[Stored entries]
•••••
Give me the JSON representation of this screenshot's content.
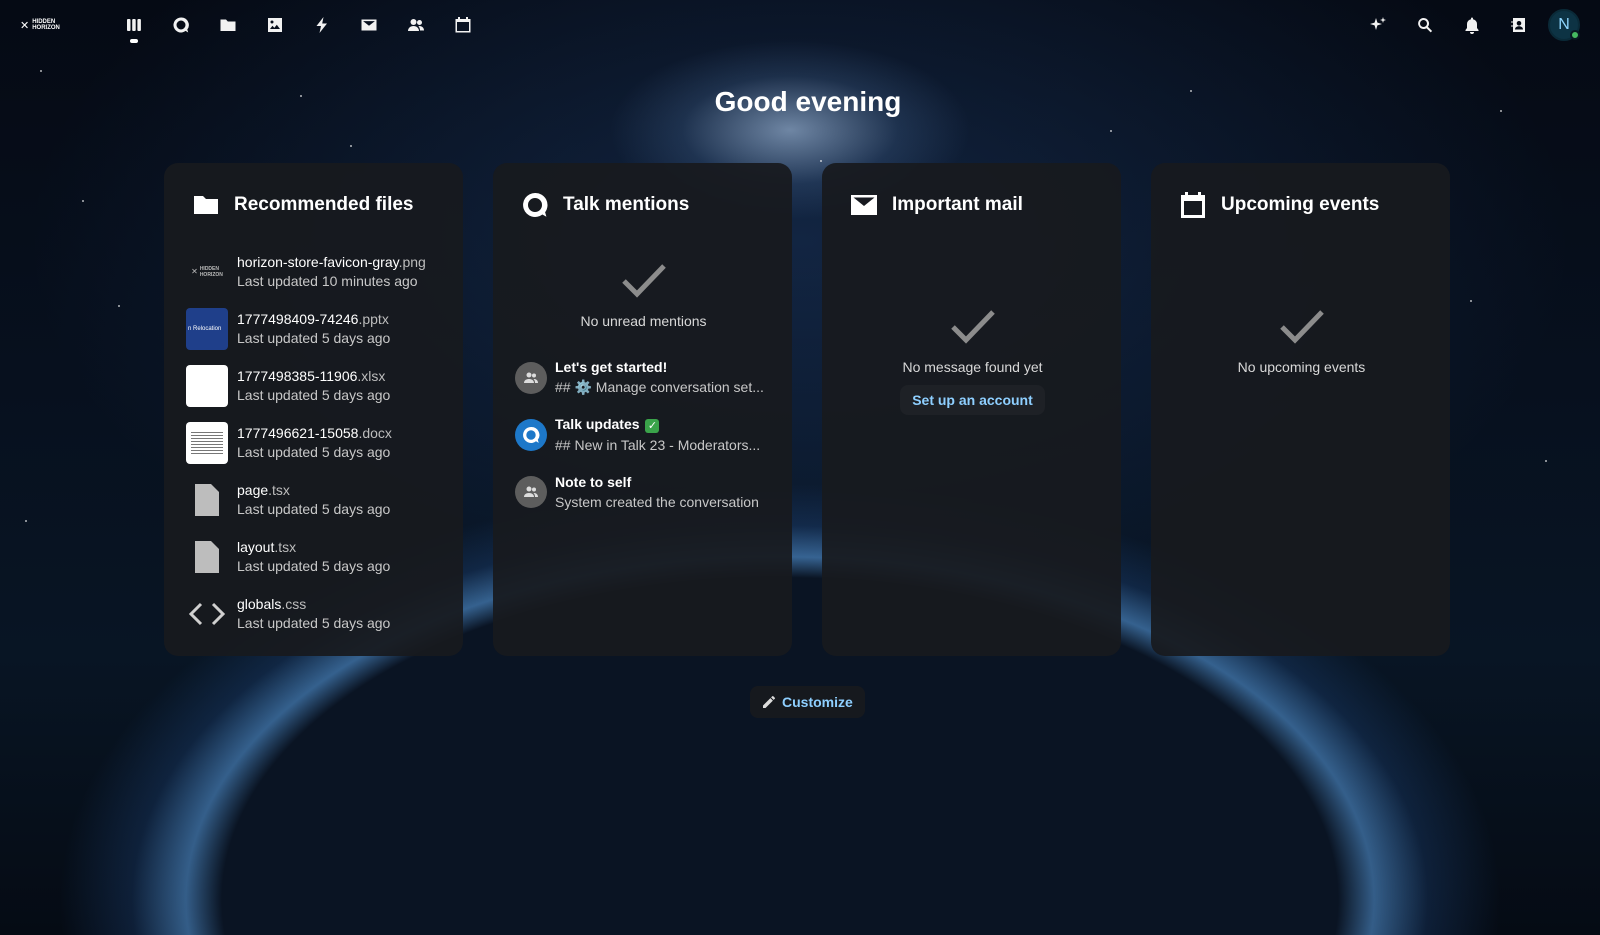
{
  "brand": {
    "logo_text_line1": "HIDDEN",
    "logo_text_line2": "HORIZON"
  },
  "nav": [
    {
      "name": "dashboard",
      "icon": "dashboard-icon",
      "active": true
    },
    {
      "name": "talk",
      "icon": "talk-icon"
    },
    {
      "name": "files",
      "icon": "folder-icon"
    },
    {
      "name": "photos",
      "icon": "image-icon"
    },
    {
      "name": "activity",
      "icon": "lightning-icon"
    },
    {
      "name": "mail",
      "icon": "mail-icon"
    },
    {
      "name": "contacts",
      "icon": "contacts-icon"
    },
    {
      "name": "calendar",
      "icon": "calendar-icon"
    }
  ],
  "header_right": [
    "assistant-sparkle-icon",
    "search-icon",
    "bell-icon",
    "contacts-menu-icon"
  ],
  "user": {
    "initial": "N",
    "status": "online",
    "status_color": "#46ba61"
  },
  "greeting": "Good evening",
  "panels": {
    "files": {
      "title": "Recommended files",
      "items": [
        {
          "base": "horizon-store-favicon-gray",
          "ext": ".png",
          "meta": "Last updated 10 minutes ago",
          "thumb": "logo"
        },
        {
          "base": "1777498409-74246",
          "ext": ".pptx",
          "meta": "Last updated 5 days ago",
          "thumb": "pptx",
          "thumb_text": "n Relocation"
        },
        {
          "base": "1777498385-11906",
          "ext": ".xlsx",
          "meta": "Last updated 5 days ago",
          "thumb": "xlsx"
        },
        {
          "base": "1777496621-15058",
          "ext": ".docx",
          "meta": "Last updated 5 days ago",
          "thumb": "docx"
        },
        {
          "base": "page",
          "ext": ".tsx",
          "meta": "Last updated 5 days ago",
          "thumb": "generic"
        },
        {
          "base": "layout",
          "ext": ".tsx",
          "meta": "Last updated 5 days ago",
          "thumb": "generic"
        },
        {
          "base": "globals",
          "ext": ".css",
          "meta": "Last updated 5 days ago",
          "thumb": "code"
        }
      ]
    },
    "talk": {
      "title": "Talk mentions",
      "empty_text": "No unread mentions",
      "items": [
        {
          "name": "Let's get started!",
          "sub": "## ⚙️ Manage conversation set...",
          "avatar": "group"
        },
        {
          "name": "Talk updates",
          "badge": "✓",
          "sub": "## New in Talk 23 - Moderators...",
          "avatar": "talk"
        },
        {
          "name": "Note to self",
          "sub": "System created the conversation",
          "avatar": "group"
        }
      ]
    },
    "mail": {
      "title": "Important mail",
      "empty_text": "No message found yet",
      "action_label": "Set up an account"
    },
    "events": {
      "title": "Upcoming events",
      "empty_text": "No upcoming events"
    }
  },
  "customize_label": "Customize",
  "colors": {
    "accent": "#8ecfff",
    "panel_bg": "#18191e",
    "talk_blue": "#1d78c9"
  }
}
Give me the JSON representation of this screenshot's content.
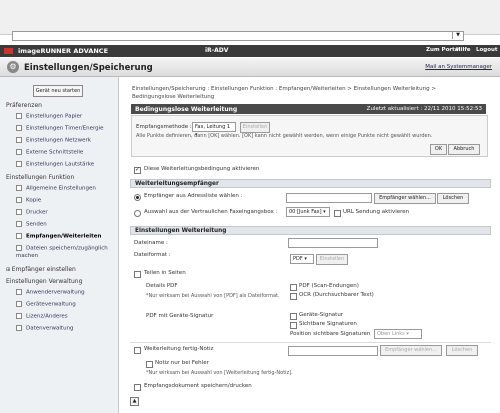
{
  "header": {
    "brand": "imageRUNNER ADVANCE",
    "model": "iR-ADV",
    "links": [
      "Zum Portal",
      "Hilfe",
      "Logout"
    ]
  },
  "title_bar": {
    "title": "Einstellungen/Speicherung",
    "mail_link": "Mail an Systemmanager"
  },
  "sidebar": {
    "restart_button": "Gerät neu starten",
    "sections": [
      {
        "label": "Präferenzen",
        "items": [
          "Einstellungen Papier",
          "Einstellungen Timer/Energie",
          "Einstellungen Netzwerk",
          "Externe Schnittstelle",
          "Einstellungen Lautstärke"
        ]
      },
      {
        "label": "Einstellungen Funktion",
        "items": [
          "Allgemeine Einstellungen",
          "Kopie",
          "Drucker",
          "Senden",
          "Empfangen/Weiterleiten",
          "Dateien speichern/zugänglich machen"
        ]
      },
      {
        "label": "Empfänger einstellen",
        "items": []
      },
      {
        "label": "Einstellungen Verwaltung",
        "items": [
          "Anwenderverwaltung",
          "Geräteverwaltung",
          "Lizenz/Anderes",
          "Datenverwaltung"
        ]
      }
    ],
    "active_item": "Empfangen/Weiterleiten"
  },
  "breadcrumb": {
    "line1": "Einstellungen/Speicherung : Einstellungen Funktion : Empfangen/Weiterleiten > Einstellungen Weiterleitung >",
    "line2": "Bedingungslose Weiterleitung"
  },
  "panel": {
    "title": "Bedingungslose Weiterleitung",
    "last_updated": "Zuletzt aktualisiert : 22/11 2010 15:52:53",
    "receive_method_label": "Empfangsmethode :",
    "receive_method_value": "Fax, Leitung 1",
    "select_button": "Einstellen",
    "instruction": "Alle Punkte definieren, dann [OK] wählen. [OK] kann nicht gewählt werden, wenn einige Punkte nicht gewählt wurden.",
    "ok_button": "OK",
    "cancel_button": "Abbruch"
  },
  "activate": {
    "label": "Diese Weiterleitungsbedingung aktivieren",
    "checked": true
  },
  "recipient": {
    "header": "Weiterleitungsempfänger",
    "option1_label": "Empfänger aus Adressliste wählen :",
    "option1_selected": true,
    "select_recipient_button": "Empfänger wählen...",
    "delete_button": "Löschen",
    "option2_label": "Auswahl aus der Vertraulichen Faxeingangsbox :",
    "inbox_value": "00 [Junk Fax]",
    "url_label": "URL Sendung aktivieren"
  },
  "forward_settings": {
    "header": "Einstellungen Weiterleitung",
    "filename_label": "Dateiname :",
    "filename_value": "",
    "format_label": "Dateiformat :",
    "format_value": "PDF",
    "format_button": "Einstellen",
    "split_pages_label": "Teilen in Seiten",
    "pdf_details_label": "Details PDF",
    "pdf_details_note": "*Nur wirksam bei Auswahl von [PDF] als Dateiformat.",
    "pdf_scan_label": "PDF (Scan-Endungen)",
    "ocr_label": "OCR (Durchsuchbarer Text)",
    "signature_label": "PDF mit Geräte-Signatur",
    "device_signature_label": "Geräte-Signatur",
    "visible_signatures_label": "Sichtbare Signaturen",
    "position_label": "Position sichtbare Signaturen",
    "position_value": "Oben Links",
    "notify_label": "Weiterleitung fertig-Notiz",
    "notify_select_button": "Empfänger wählen...",
    "notify_delete_button": "Löschen",
    "notify_error_label": "Notiz nur bei Fehler",
    "notify_note": "*Nur wirksam bei Auswahl von [Weiterleitung fertig-Notiz].",
    "save_print_label": "Empfangsdokument speichern/drucken"
  }
}
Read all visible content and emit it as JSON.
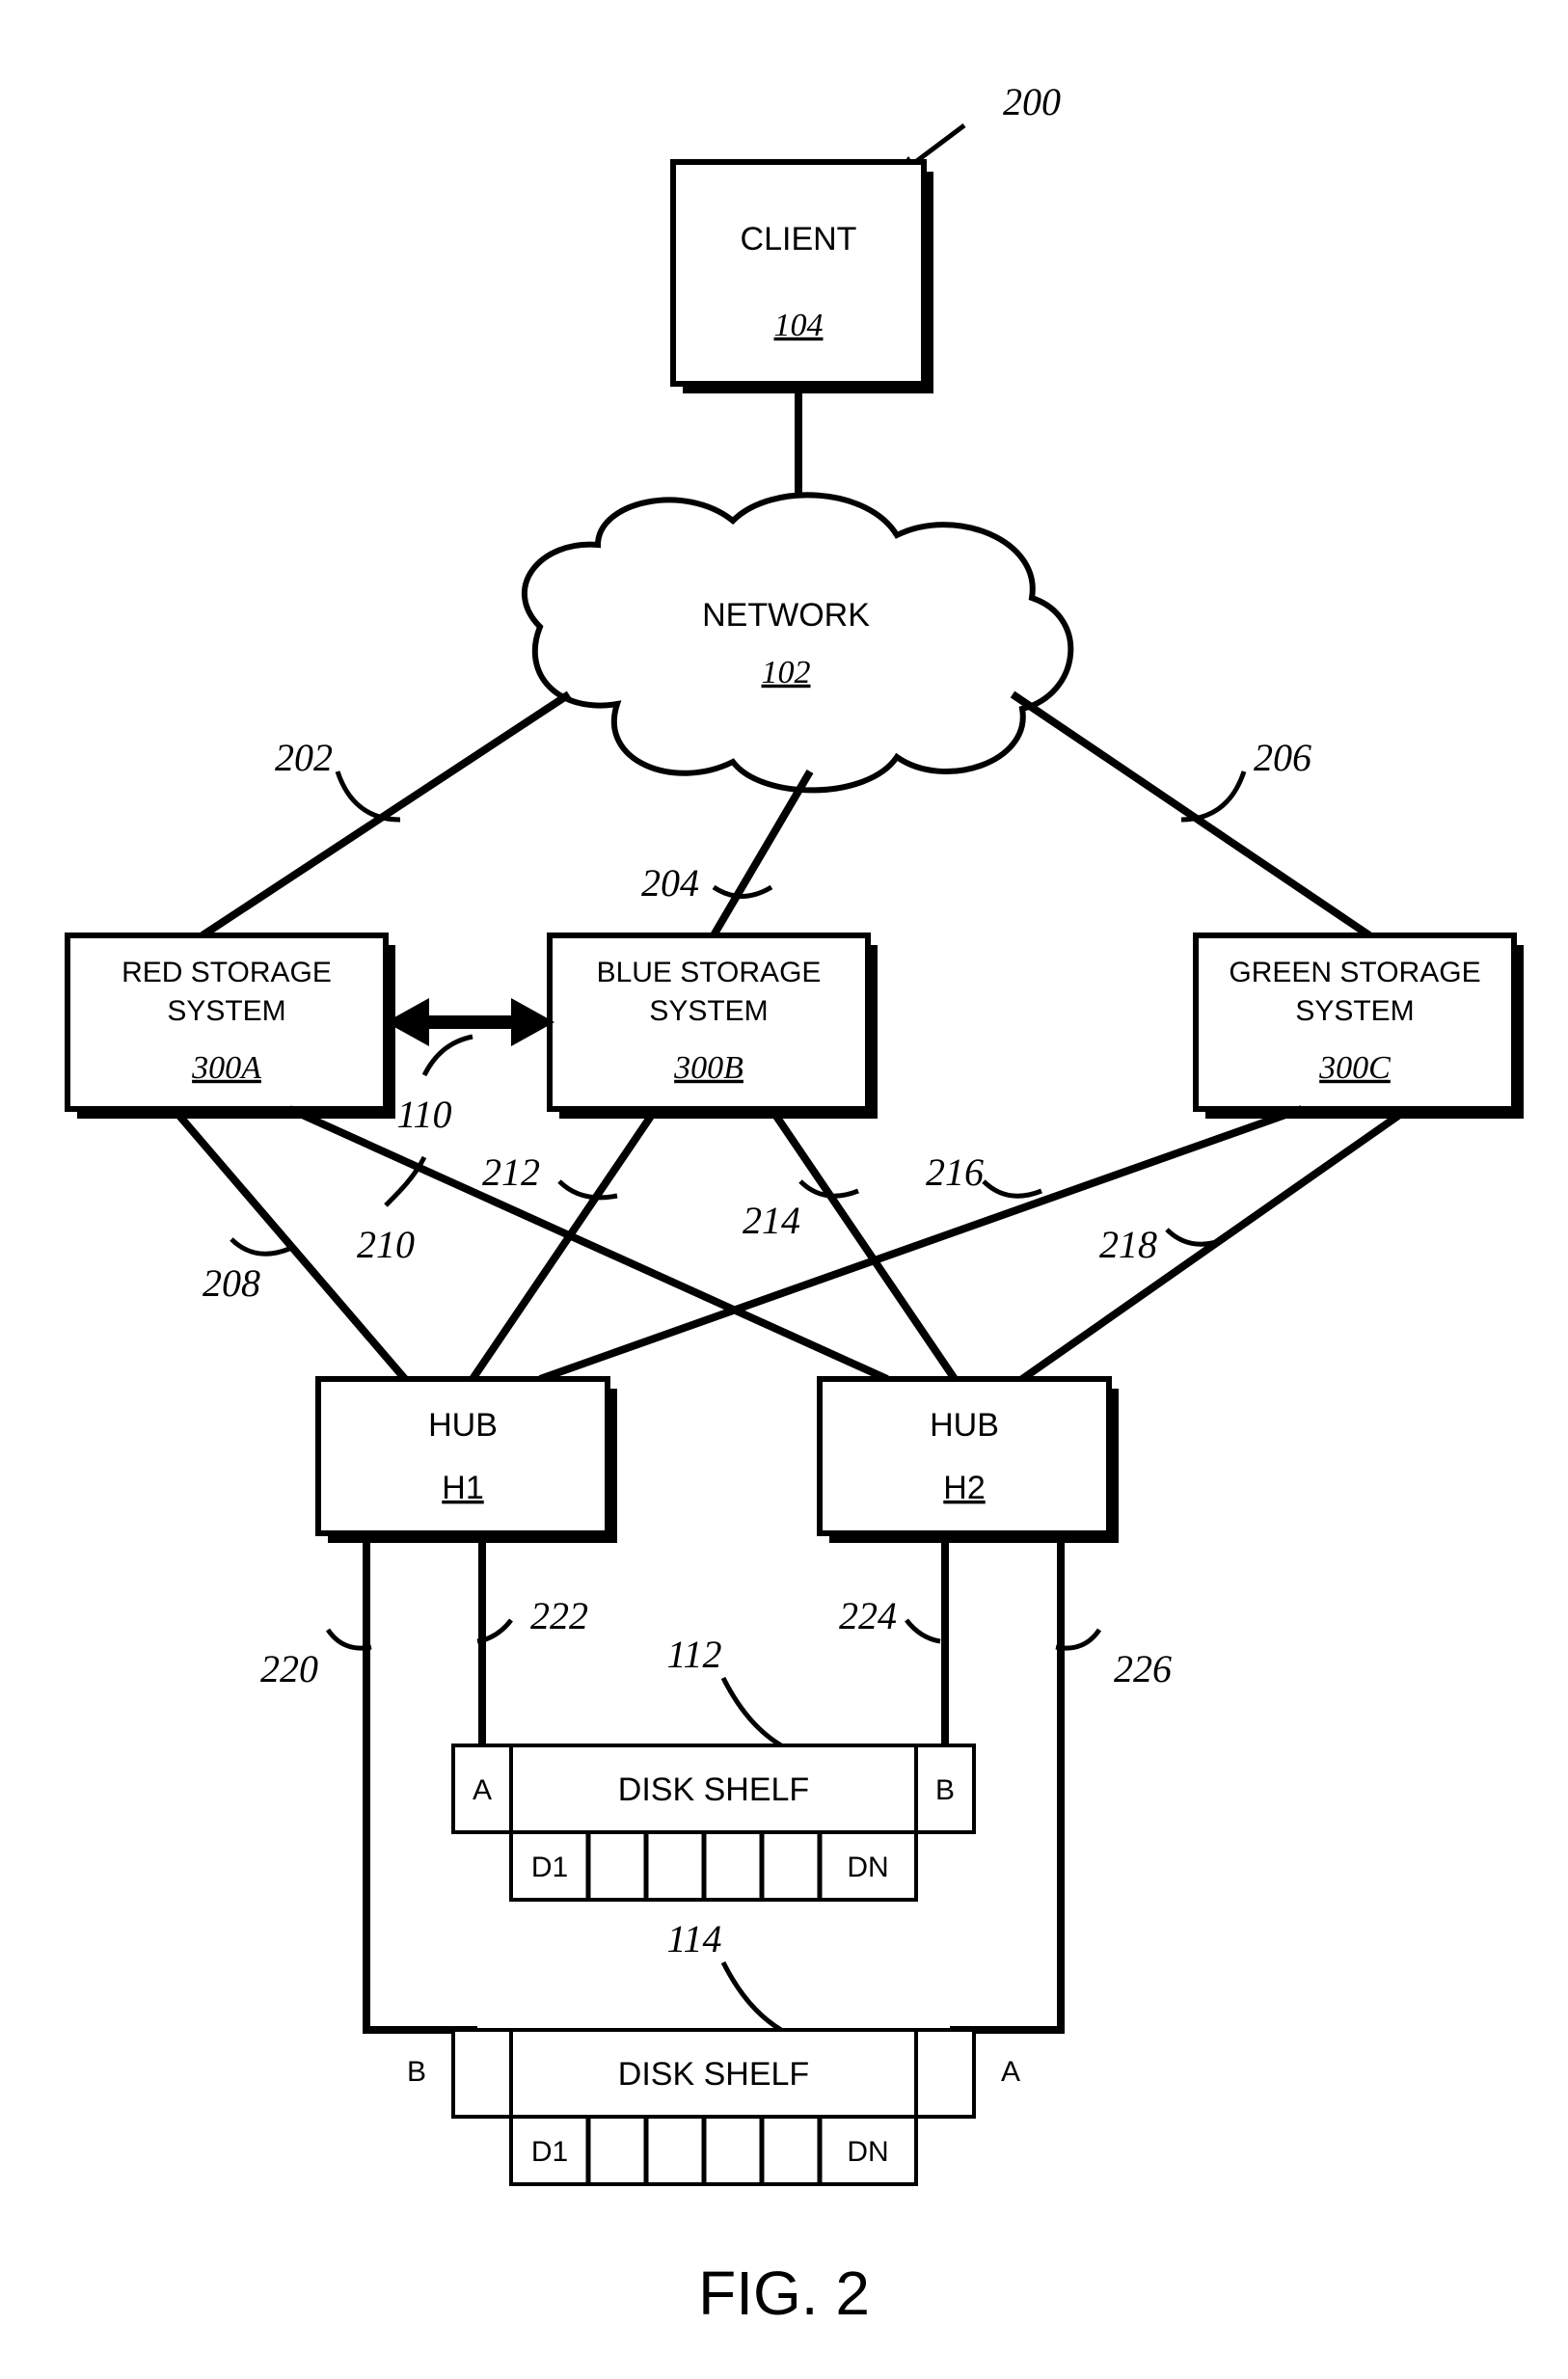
{
  "figure": {
    "caption": "FIG. 2",
    "callout_200": "200"
  },
  "client": {
    "title": "CLIENT",
    "id": "104"
  },
  "network": {
    "title": "NETWORK",
    "id": "102"
  },
  "storage": {
    "red": {
      "line1": "RED STORAGE",
      "line2": "SYSTEM",
      "id": "300A"
    },
    "blue": {
      "line1": "BLUE STORAGE",
      "line2": "SYSTEM",
      "id": "300B"
    },
    "green": {
      "line1": "GREEN  STORAGE",
      "line2": "SYSTEM",
      "id": "300C"
    }
  },
  "interconnect": {
    "id": "110"
  },
  "net_links": {
    "l202": "202",
    "l204": "204",
    "l206": "206"
  },
  "hub_links": {
    "l208": "208",
    "l210": "210",
    "l212": "212",
    "l214": "214",
    "l216": "216",
    "l218": "218"
  },
  "hubs": {
    "h1": {
      "title": "HUB",
      "id": "H1"
    },
    "h2": {
      "title": "HUB",
      "id": "H2"
    }
  },
  "shelf_links": {
    "l220": "220",
    "l222": "222",
    "l224": "224",
    "l226": "226"
  },
  "ports": {
    "a": "A",
    "b": "B"
  },
  "shelf1": {
    "title": "DISK SHELF",
    "id": "112",
    "d1": "D1",
    "dn": "DN"
  },
  "shelf2": {
    "title": "DISK SHELF",
    "id": "114",
    "d1": "D1",
    "dn": "DN"
  }
}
•••••
Your goal :: Locate each line containing the string "dashboard" and show it.

Solved exercise ::
      "name": "dashboard",
      "icon": "dashboard-icon",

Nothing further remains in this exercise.